Collected data:
·····

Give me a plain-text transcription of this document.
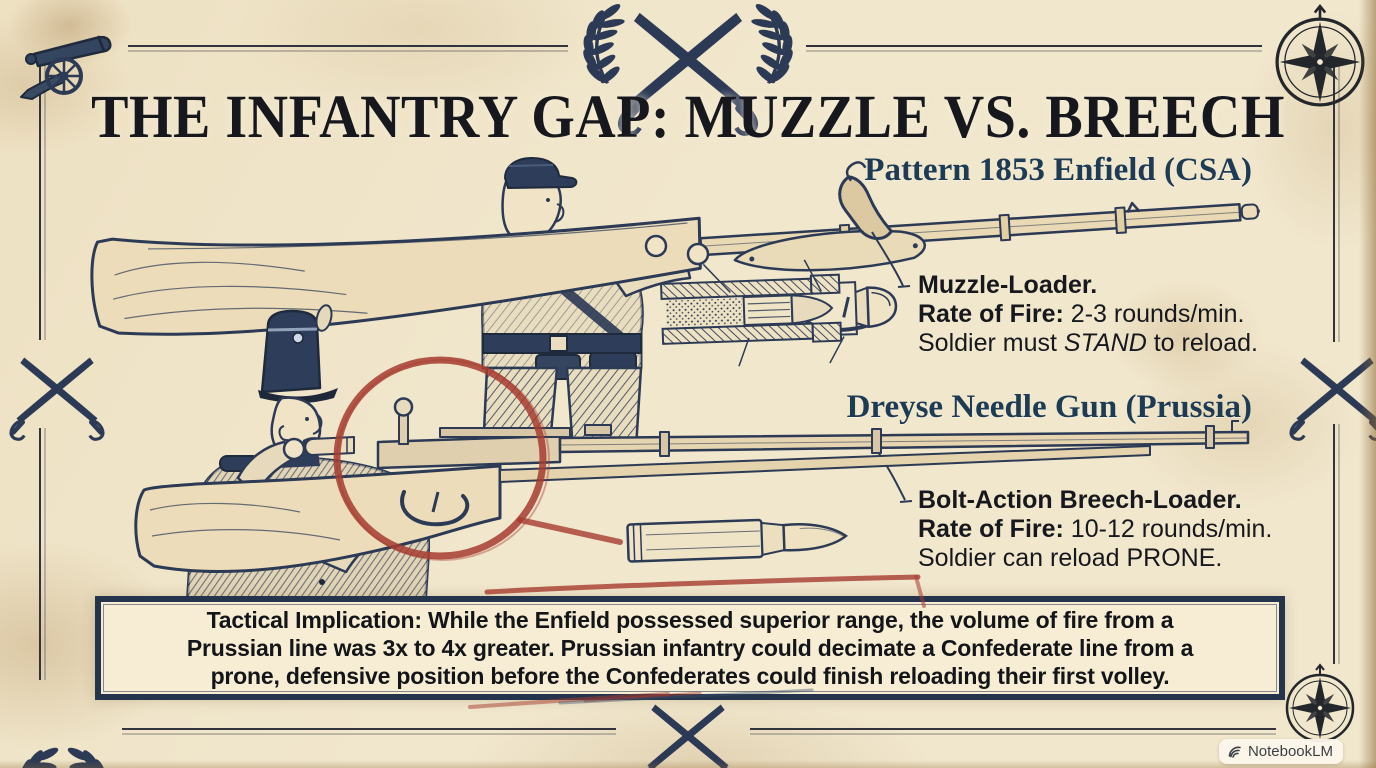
THE INFANTRY GAP: MUZZLE VS. BREECH
Pattern 1853 Enfield (CSA)
Muzzle-Loader.
Rate of Fire: 2-3 rounds/min.
Soldier must STAND to reload.
Dreyse Needle Gun (Prussia)
Bolt-Action Breech-Loader.
Rate of Fire: 10-12 rounds/min.
Soldier can reload PRONE.
Tactical Implication: While the Enfield possessed superior range, the volume of fire from a
Prussian line was 3x to 4x greater. Prussian infantry could decimate a Confederate line from a
prone, defensive position before the Confederates could finish reloading their first volley.
NotebookLM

·····

_PROBLEM_
Without the pictures, write out every entry precisely as it appears.

_TASK SOLUTION_
Give me a plain-text transcription of this document.
THE INFANTRY GAP: MUZZLE VS. BREECH
Pattern 1853 Enfield (CSA)
Muzzle-Loader.
Rate of Fire: 2-3 rounds/min.
Soldier must STAND to reload.
Dreyse Needle Gun (Prussia)
Bolt-Action Breech-Loader.
Rate of Fire: 10-12 rounds/min.
Soldier can reload PRONE.
Tactical Implication: While the Enfield possessed superior range, the volume of fire from a
Prussian line was 3x to 4x greater. Prussian infantry could decimate a Confederate line from a
prone, defensive position before the Confederates could finish reloading their first volley.
NotebookLM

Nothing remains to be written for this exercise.